- The exercise:
Track down the lines that contain "change" and copy them.
[begin Record extracts]
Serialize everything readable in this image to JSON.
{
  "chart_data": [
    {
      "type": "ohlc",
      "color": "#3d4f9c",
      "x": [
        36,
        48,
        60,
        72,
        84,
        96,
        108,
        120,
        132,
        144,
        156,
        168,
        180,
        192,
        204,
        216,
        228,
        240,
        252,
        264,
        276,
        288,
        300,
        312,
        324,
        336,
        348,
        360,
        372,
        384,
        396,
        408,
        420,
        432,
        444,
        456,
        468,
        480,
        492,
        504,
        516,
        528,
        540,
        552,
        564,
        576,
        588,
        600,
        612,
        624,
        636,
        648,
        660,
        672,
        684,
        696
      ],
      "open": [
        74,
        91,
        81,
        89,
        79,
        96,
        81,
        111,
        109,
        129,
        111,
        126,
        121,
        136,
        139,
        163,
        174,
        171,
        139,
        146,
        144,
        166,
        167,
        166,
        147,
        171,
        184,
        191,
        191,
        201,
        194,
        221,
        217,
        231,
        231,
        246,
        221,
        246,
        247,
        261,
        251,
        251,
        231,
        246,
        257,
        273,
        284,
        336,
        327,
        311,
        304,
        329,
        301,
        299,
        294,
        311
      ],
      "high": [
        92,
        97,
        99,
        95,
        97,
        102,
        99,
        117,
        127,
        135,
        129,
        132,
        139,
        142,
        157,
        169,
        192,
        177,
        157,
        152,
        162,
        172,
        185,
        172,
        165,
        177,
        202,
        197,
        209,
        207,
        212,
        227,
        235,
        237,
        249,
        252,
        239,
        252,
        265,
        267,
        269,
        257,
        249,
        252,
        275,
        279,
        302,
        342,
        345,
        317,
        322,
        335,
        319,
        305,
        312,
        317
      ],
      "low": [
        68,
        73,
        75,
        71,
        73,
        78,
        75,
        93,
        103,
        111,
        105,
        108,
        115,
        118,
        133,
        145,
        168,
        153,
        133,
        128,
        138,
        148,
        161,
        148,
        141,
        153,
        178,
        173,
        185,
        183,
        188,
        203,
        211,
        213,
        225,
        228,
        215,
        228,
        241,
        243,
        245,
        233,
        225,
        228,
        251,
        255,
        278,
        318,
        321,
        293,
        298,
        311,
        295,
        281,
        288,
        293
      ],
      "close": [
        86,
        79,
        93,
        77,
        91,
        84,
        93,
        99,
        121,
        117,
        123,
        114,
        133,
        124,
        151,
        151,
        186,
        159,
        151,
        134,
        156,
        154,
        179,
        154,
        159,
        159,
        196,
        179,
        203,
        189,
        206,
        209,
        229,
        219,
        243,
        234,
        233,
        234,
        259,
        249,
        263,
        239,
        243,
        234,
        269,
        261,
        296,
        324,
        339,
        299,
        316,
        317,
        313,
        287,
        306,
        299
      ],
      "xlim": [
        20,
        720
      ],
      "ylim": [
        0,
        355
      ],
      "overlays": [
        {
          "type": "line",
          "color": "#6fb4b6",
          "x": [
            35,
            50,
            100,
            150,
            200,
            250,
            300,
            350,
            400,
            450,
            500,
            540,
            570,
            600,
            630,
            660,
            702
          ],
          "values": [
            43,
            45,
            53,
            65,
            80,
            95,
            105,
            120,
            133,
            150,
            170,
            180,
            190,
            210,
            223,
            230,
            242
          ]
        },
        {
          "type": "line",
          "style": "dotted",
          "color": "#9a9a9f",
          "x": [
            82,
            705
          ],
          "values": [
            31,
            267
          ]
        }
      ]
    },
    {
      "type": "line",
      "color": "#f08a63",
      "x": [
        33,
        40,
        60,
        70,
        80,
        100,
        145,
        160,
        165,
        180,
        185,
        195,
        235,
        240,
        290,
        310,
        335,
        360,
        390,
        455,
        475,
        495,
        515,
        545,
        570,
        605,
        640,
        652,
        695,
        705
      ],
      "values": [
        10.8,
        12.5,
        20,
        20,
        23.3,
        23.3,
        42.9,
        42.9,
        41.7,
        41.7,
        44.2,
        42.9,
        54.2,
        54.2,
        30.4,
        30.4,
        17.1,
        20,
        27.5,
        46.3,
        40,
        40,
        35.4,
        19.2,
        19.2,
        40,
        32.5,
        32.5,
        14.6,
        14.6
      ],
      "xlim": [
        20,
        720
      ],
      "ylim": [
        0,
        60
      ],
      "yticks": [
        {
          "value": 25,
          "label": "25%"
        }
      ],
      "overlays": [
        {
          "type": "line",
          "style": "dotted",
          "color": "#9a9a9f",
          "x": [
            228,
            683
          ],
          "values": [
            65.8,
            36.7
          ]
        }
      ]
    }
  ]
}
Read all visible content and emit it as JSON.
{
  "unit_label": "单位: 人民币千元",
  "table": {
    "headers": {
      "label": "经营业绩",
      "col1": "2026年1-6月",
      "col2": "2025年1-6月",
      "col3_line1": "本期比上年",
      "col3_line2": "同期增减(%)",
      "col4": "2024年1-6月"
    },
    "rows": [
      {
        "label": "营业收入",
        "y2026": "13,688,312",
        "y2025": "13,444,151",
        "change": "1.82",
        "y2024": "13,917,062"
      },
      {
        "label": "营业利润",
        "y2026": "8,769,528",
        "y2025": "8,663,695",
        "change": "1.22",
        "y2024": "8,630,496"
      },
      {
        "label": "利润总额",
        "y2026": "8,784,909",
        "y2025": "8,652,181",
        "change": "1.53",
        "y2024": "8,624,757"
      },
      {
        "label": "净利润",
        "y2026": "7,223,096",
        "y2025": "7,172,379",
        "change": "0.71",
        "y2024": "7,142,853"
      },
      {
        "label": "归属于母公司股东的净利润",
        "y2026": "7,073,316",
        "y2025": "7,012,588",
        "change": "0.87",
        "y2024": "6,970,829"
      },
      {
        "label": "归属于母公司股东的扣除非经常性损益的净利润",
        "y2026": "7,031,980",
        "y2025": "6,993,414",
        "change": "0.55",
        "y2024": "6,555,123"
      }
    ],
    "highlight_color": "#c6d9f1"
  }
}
[end Record extracts]
- Solution for this task:
        "change": "1.82",
        "change": "1.22",
        "change": "1.53",
        "change": "0.71",
        "change": "0.87",
        "change": "0.55",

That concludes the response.